Written exercise: Show every line where "Rigid" occurs.
── Data for processing
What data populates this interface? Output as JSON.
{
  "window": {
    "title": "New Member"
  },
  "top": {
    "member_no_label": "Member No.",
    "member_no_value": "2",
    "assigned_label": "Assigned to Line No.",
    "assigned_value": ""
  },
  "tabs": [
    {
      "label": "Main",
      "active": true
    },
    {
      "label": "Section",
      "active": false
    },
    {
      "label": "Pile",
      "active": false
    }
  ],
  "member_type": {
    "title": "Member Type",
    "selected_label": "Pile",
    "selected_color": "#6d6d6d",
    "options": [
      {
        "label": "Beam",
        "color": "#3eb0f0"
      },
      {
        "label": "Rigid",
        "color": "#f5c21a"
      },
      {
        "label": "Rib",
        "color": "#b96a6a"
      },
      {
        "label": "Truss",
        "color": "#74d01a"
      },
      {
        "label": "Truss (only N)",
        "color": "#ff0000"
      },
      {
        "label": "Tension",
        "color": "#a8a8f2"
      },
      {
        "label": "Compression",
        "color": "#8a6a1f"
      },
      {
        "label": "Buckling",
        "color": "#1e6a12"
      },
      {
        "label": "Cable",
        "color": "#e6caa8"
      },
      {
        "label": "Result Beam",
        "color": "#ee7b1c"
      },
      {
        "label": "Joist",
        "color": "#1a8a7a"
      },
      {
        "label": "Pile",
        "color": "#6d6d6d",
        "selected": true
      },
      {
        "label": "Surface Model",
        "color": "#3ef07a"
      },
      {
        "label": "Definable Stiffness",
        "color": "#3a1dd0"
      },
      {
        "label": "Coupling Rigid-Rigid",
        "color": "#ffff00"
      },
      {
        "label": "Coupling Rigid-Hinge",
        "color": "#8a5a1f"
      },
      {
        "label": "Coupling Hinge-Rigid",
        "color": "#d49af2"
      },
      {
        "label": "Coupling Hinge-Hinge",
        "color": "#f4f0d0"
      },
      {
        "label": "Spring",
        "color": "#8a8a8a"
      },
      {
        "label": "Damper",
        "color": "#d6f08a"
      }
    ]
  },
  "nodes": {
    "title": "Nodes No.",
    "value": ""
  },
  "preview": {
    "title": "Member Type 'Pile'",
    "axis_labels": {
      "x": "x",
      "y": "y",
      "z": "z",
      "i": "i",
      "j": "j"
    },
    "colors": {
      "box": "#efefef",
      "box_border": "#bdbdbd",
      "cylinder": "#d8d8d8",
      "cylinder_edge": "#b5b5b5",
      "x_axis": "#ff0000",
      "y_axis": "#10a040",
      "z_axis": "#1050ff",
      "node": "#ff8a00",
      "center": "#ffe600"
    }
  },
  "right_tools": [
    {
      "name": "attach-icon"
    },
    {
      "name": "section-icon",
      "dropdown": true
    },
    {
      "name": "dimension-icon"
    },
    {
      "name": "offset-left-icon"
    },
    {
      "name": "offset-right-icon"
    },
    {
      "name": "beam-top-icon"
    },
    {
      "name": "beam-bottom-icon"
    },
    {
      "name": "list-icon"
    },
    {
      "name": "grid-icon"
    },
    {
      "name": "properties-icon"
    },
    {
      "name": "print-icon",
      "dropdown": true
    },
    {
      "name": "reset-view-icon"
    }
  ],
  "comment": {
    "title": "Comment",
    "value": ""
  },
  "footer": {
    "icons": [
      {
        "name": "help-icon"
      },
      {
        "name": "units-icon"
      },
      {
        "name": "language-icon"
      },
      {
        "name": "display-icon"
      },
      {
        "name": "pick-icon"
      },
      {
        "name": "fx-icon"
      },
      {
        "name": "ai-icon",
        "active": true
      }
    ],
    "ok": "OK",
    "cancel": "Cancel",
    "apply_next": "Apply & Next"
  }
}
────
Final result:
        "label": "Rigid",
        "label": "Coupling Rigid-Rigid",
        "label": "Coupling Rigid-Hinge",
        "label": "Coupling Hinge-Rigid",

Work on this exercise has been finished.